◆ Set problem
Using the listing below, copy every line that mentions "pure".

Dataset rows:
▽

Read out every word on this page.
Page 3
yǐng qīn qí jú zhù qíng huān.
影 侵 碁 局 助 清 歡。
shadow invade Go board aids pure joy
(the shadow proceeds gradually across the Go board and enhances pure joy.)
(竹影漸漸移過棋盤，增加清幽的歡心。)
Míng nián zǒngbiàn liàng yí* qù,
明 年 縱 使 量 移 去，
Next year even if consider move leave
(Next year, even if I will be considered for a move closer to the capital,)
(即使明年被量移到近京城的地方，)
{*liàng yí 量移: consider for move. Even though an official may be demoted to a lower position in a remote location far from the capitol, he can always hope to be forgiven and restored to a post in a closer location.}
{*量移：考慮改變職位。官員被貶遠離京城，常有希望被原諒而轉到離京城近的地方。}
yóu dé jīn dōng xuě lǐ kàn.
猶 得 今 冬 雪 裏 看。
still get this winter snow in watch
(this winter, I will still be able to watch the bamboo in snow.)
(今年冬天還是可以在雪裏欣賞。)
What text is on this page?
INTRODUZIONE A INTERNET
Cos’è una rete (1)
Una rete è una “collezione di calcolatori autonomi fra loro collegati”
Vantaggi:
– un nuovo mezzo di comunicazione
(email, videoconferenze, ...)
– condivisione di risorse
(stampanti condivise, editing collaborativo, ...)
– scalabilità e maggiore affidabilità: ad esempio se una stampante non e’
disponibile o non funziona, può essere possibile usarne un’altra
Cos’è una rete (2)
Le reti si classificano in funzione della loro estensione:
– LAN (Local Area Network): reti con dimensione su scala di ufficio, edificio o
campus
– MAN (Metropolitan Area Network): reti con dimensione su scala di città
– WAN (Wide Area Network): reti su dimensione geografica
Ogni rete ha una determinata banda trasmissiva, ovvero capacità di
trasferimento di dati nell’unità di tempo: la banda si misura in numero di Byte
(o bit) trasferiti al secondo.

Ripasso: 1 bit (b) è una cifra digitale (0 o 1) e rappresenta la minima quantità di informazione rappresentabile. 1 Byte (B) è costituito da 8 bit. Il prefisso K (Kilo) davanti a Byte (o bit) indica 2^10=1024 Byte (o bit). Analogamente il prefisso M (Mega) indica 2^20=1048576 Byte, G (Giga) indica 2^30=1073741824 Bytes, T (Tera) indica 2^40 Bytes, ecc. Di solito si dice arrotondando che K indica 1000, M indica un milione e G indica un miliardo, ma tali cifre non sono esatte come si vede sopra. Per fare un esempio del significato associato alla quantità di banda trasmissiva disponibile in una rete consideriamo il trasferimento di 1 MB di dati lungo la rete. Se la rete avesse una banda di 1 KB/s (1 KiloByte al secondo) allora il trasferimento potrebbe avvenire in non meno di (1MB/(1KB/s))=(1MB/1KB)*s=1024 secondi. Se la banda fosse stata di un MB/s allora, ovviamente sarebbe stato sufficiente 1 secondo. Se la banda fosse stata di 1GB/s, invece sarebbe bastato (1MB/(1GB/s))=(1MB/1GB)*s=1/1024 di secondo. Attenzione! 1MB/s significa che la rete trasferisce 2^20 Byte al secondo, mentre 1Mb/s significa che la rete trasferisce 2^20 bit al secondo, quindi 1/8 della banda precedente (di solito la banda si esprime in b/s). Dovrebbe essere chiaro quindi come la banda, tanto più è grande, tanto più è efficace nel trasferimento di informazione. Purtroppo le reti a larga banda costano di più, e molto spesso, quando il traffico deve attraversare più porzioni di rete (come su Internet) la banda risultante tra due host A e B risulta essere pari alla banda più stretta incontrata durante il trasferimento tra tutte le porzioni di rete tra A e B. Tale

△

◆ Answer to this task
shadow invade Go board aids pure joy
(the shadow proceeds gradually across the Go board and enhances pure joy.)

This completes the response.